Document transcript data

- - - - - - -

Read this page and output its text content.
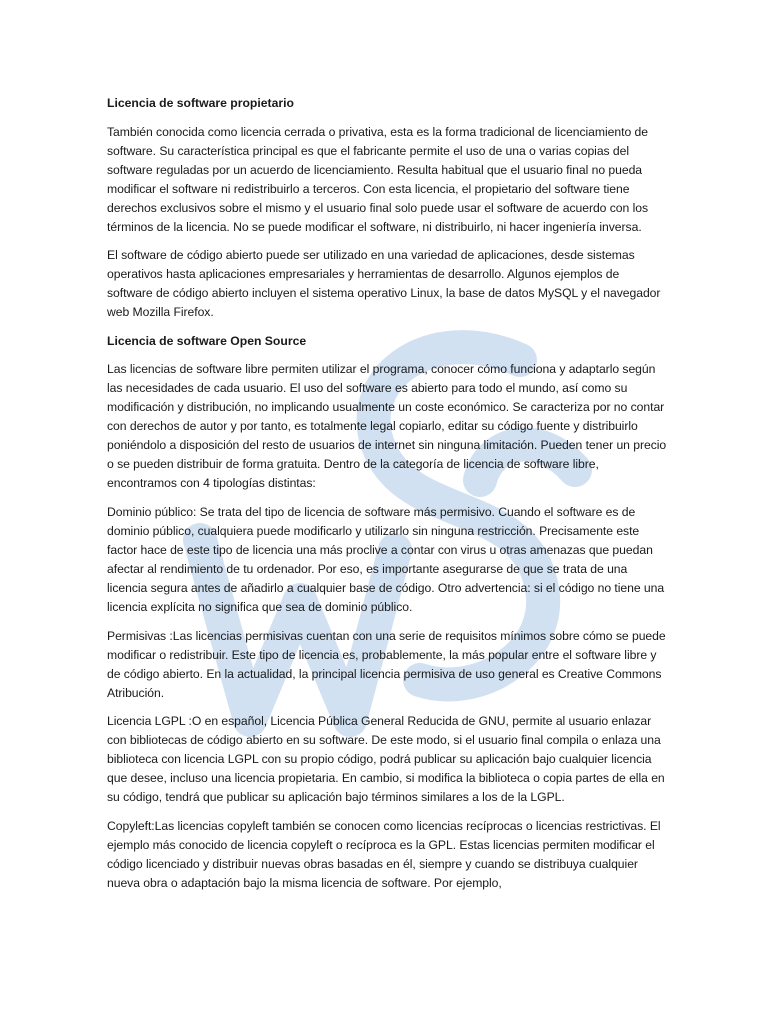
Licencia de software propietario

También conocida como licencia cerrada o privativa, esta es la forma tradicional de licenciamiento de software. Su característica principal es que el fabricante permite el uso de una o varias copias del software reguladas por un acuerdo de licenciamiento. Resulta habitual que el usuario final no pueda modificar el software ni redistribuirlo a terceros. Con esta licencia, el propietario del software tiene derechos exclusivos sobre el mismo y el usuario final solo puede usar el software de acuerdo con los términos de la licencia. No se puede modificar el software, ni distribuirlo, ni hacer ingeniería inversa.

El software de código abierto puede ser utilizado en una variedad de aplicaciones, desde sistemas operativos hasta aplicaciones empresariales y herramientas de desarrollo. Algunos ejemplos de software de código abierto incluyen el sistema operativo Linux, la base de datos MySQL y el navegador web Mozilla Firefox.

Licencia de software Open Source

Las licencias de software libre permiten utilizar el programa, conocer cómo funciona y adaptarlo según las necesidades de cada usuario. El uso del software es abierto para todo el mundo, así como su modificación y distribución, no implicando usualmente un coste económico. Se caracteriza por no contar con derechos de autor y por tanto, es totalmente legal copiarlo, editar su código fuente y distribuirlo poniéndolo a disposición del resto de usuarios de internet sin ninguna limitación. Pueden tener un precio o se pueden distribuir de forma gratuita. Dentro de la categoría de licencia de software libre, encontramos con 4 tipologías distintas:

Dominio público: Se trata del tipo de licencia de software más permisivo. Cuando el software es de dominio público, cualquiera puede modificarlo y utilizarlo sin ninguna restricción. Precisamente este factor hace de este tipo de licencia una más proclive a contar con virus u otras amenazas que puedan afectar al rendimiento de tu ordenador. Por eso, es importante asegurarse de que se trata de una licencia segura antes de añadirlo a cualquier base de código. Otro advertencia: si el código no tiene una licencia explícita no significa que sea de dominio público.

Permisivas :Las licencias permisivas cuentan con una serie de requisitos mínimos sobre cómo se puede modificar o redistribuir. Este tipo de licencia es, probablemente, la más popular entre el software libre y de código abierto. En la actualidad, la principal licencia permisiva de uso general es Creative Commons Atribución.

Licencia LGPL :O en español, Licencia Pública General Reducida de GNU, permite al usuario enlazar con bibliotecas de código abierto en su software. De este modo, si el usuario final compila o enlaza una biblioteca con licencia LGPL con su propio código, podrá publicar su aplicación bajo cualquier licencia que desee, incluso una licencia propietaria. En cambio, si modifica la biblioteca o copia partes de ella en su código, tendrá que publicar su aplicación bajo términos similares a los de la LGPL.

Copyleft:Las licencias copyleft también se conocen como licencias recíprocas o licencias restrictivas. El ejemplo más conocido de licencia copyleft o recíproca es la GPL. Estas licencias permiten modificar el código licenciado y distribuir nuevas obras basadas en él, siempre y cuando se distribuya cualquier nueva obra o adaptación bajo la misma licencia de software. Por ejemplo,
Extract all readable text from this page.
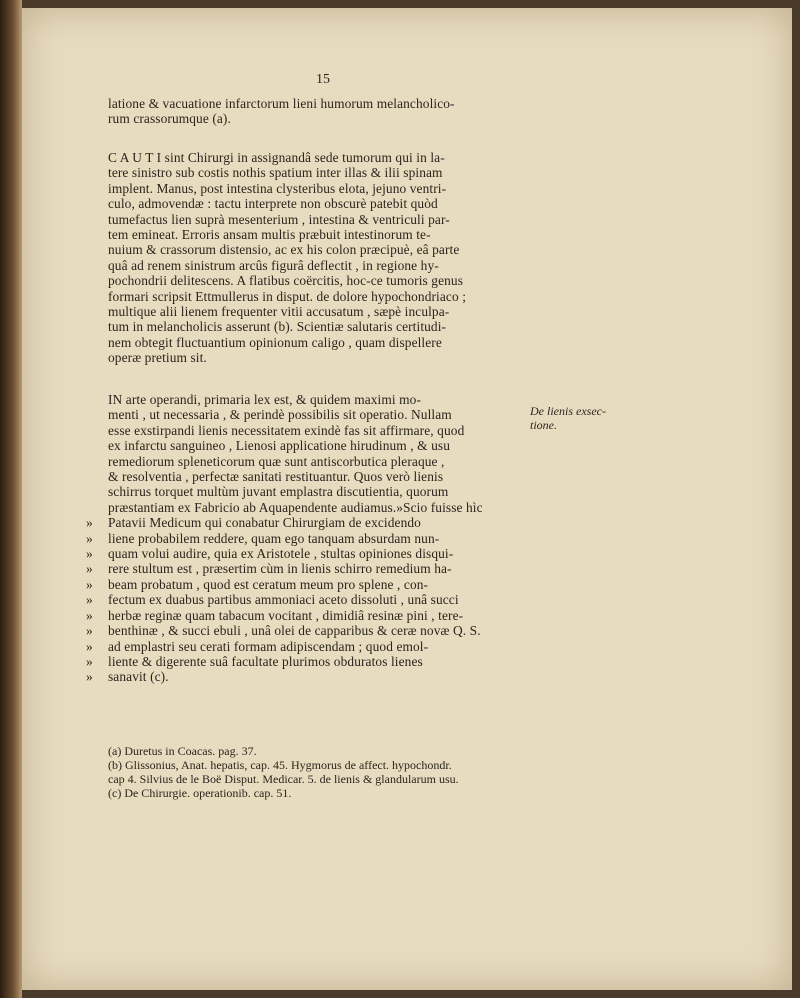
15
latione & vacuatione infarctorum lieni humorum melancholico-
rum crassorumque (a).
C A U T I sint Chirurgi in assignandâ sede tumorum qui in la-
tere sinistro sub costis nothis spatium inter illas & ilii spinam
implent. Manus, post intestina clysteribus elota, jejuno ventri-
culo, admovendæ : tactu interprete non obscurè patebit quòd
tumefactus lien suprà mesenterium , intestina & ventriculi par-
tem emineat. Erroris ansam multis præbuit intestinorum te-
nuium & crassorum distensio, ac ex his colon præcipuè, eâ parte
quâ ad renem sinistrum arcûs figurâ deflectit , in regione hy-
pochondrii delitescens. A flatibus coërcitis, hoc-ce tumoris genus
formari scripsit Ettmullerus in disput. de dolore hypochondriaco ;
multique alii lienem frequenter vitii accusatum , sæpè inculpa-
tum in melancholicis asserunt (b). Scientiæ salutaris certitudi-
nem obtegit fluctuantium opinionum caligo , quam dispellere
operæ pretium sit.
IN arte operandi, primaria lex est, & quidem maximi mo-
menti , ut necessaria , & perindè possibilis sit operatio. Nullam
esse exstirpandi lienis necessitatem exindè fas sit affirmare, quod
ex infarctu sanguineo , Lienosi applicatione hirudinum , & usu
remediorum spleneticorum quæ sunt antiscorbutica pleraque ,
& resolventia , perfectæ sanitati restituantur. Quos verò lienis
schirrus torquet multùm juvant emplastra discutientia, quorum
præstantiam ex Fabricio ab Aquapendente audiamus.»Scio fuisse hìc
» Patavii Medicum qui conabatur Chirurgiam de excidendo
» liene probabilem reddere, quam ego tanquam absurdam nun-
» quam volui audire, quia ex Aristotele , stultas opiniones disqui-
» rere stultum est , præsertim cùm in lienis schirro remedium ha-
» beam probatum , quod est ceratum meum pro splene , con-
» fectum ex duabus partibus ammoniaci aceto dissoluti , unâ succi
» herbæ reginæ quam tabacum vocitant , dimidiâ resinæ pini , tere-
» benthinæ , & succi ebuli , unâ olei de capparibus & ceræ novæ Q. S.
» ad emplastri seu cerati formam adipiscendam ; quod emol-
» liente & digerente suâ facultate plurimos obduratos lienes
» sanavit (c).
De lienis exsec-
tione.
(a) Duretus in Coacas. pag. 37.
(b) Glissonius, Anat. hepatis, cap. 45. Hygmorus de affect. hypochondr.
cap 4. Silvius de le Boë Disput. Medicar. 5. de lienis & glandularum usu.
(c) De Chirurgie. operationib. cap. 51.
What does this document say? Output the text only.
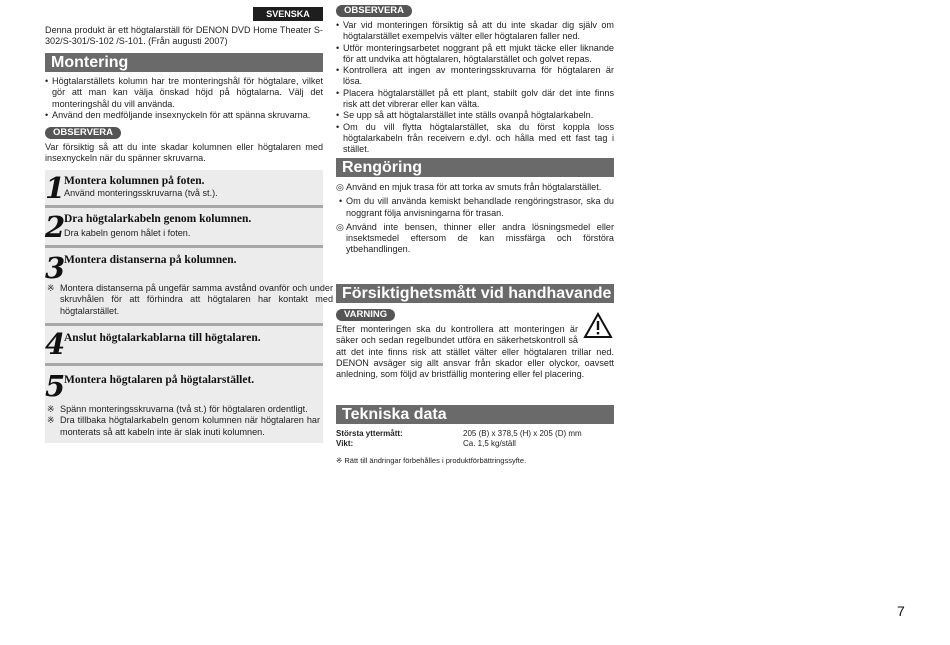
SVENSKA
Denna produkt är ett högtalarställ för DENON DVD Home Theater S-302/S-301/S-102 /S-101. (Från augusti 2007)
Montering
• Högtalarställets kolumn har tre monteringshål för högtalare, vilket gör att man kan välja önskad höjd på högtalarna. Välj det monteringshål du vill använda.
• Använd den medföljande insexnyckeln för att spänna skruvarna.
OBSERVERA
Var försiktig så att du inte skadar kolumnen eller högtalaren med insexnyckeln när du spänner skruvarna.
1
Montera kolumnen på foten.
Använd monteringsskruvarna (två st.).
2
Dra högtalarkabeln genom kolumnen.
Dra kabeln genom hålet i foten.
3
Montera distanserna på kolumnen.
※ Montera distanserna på ungefär samma avstånd ovanför och under skruvhålen för att förhindra att högtalaren har kontakt med högtalarstället.
4
Anslut högtalarkablarna till högtalaren.
5
Montera högtalaren på högtalarstället.
※ Spänn monteringsskruvarna (två st.) för högtalaren ordentligt.
※ Dra tillbaka högtalarkabeln genom kolumnen när högtalaren har monterats så att kabeln inte är slak inuti kolumnen.
OBSERVERA
• Var vid monteringen försiktig så att du inte skadar dig själv om högtalarstället exempelvis välter eller högtalaren faller ned.
• Utför monteringsarbetet noggrant på ett mjukt täcke eller liknande för att undvika att högtalaren, högtalarstället och golvet repas.
• Kontrollera att ingen av monteringsskruvarna för högtalaren är lösa.
• Placera högtalarstället på ett plant, stabilt golv där det inte finns risk att det vibrerar eller kan välta.
• Se upp så att högtalarstället inte ställs ovanpå högtalarkabeln.
• Om du vill flytta högtalarstället, ska du först koppla loss högtalarkabeln från receivern e.dyl. och hålla med ett fast tag i stället.
Rengöring
◎ Använd en mjuk trasa för att torka av smuts från högtalarstället.
• Om du vill använda kemiskt behandlade rengöringstrasor, ska du noggrant följa anvisningarna för trasan.
◎ Använd inte bensen, thinner eller andra lösningsmedel eller insektsmedel eftersom de kan missfärga och förstöra ytbehandlingen.
Försiktighetsmått vid handhavande
VARNING
Efter monteringen ska du kontrollera att monteringen är säker och sedan regelbundet utföra en säkerhetskontroll så att det inte finns risk att stället välter eller högtalaren trillar ned. DENON avsäger sig allt ansvar från skador eller olyckor, oavsett anledning, som följd av bristfällig montering eller fel placering.
Tekniska data
Största yttermått:	205 (B) x 378,5 (H) x 205 (D) mm
Vikt:	Ca. 1,5 kg/ställ
※ Rätt till ändringar förbehålles i produktförbättringssyfte.
7
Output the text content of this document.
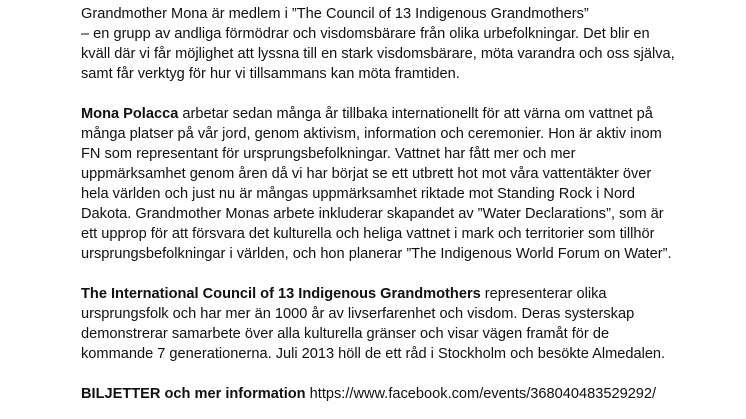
Grandmother Mona är medlem i ”The Council of 13 Indigenous Grandmothers”
– en grupp av andliga förmödrar och visdomsbärare från olika urbefolkningar. Det blir en
kväll där vi får möjlighet att lyssna till en stark visdomsbärare, möta varandra och oss själva,
samt får verktyg för hur vi tillsammans kan möta framtiden.
Mona Polacca arbetar sedan många år tillbaka internationellt för att värna om vattnet på
många platser på vår jord, genom aktivism, information och ceremonier. Hon är aktiv inom
FN som representant för ursprungsbefolkningar. Vattnet har fått mer och mer
uppmärksamhet genom åren då vi har börjat se ett utbrett hot mot våra vattentäkter över
hela världen och just nu är mångas uppmärksamhet riktade mot Standing Rock i Nord
Dakota. Grandmother Monas arbete inkluderar skapandet av ”Water Declarations”, som är
ett upprop för att försvara det kulturella och heliga vattnet i mark och territorier som tillhör
ursprungsbefolkningar i världen, och hon planerar ”The Indigenous World Forum on Water”.
The International Council of 13 Indigenous Grandmothers representerar olika
ursprungsfolk och har mer än 1000 år av livserfarenhet och visdom. Deras systerskap
demonstrerar samarbete över alla kulturella gränser och visar vägen framåt för de
kommande 7 generationerna. Juli 2013 höll de ett råd i Stockholm och besökte Almedalen.
BILJETTER och mer information https://www.facebook.com/events/368040483529292/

- - - - - - -

*TASK:* Filter the records above and return every line that holds the word "världen".

*SOLUTION TO THE PROBLEM:*
hela världen och just nu är mångas uppmärksamhet riktade mot Standing Rock i Nord
ursprungsbefolkningar i världen, och hon planerar ”The Indigenous World Forum on Water”.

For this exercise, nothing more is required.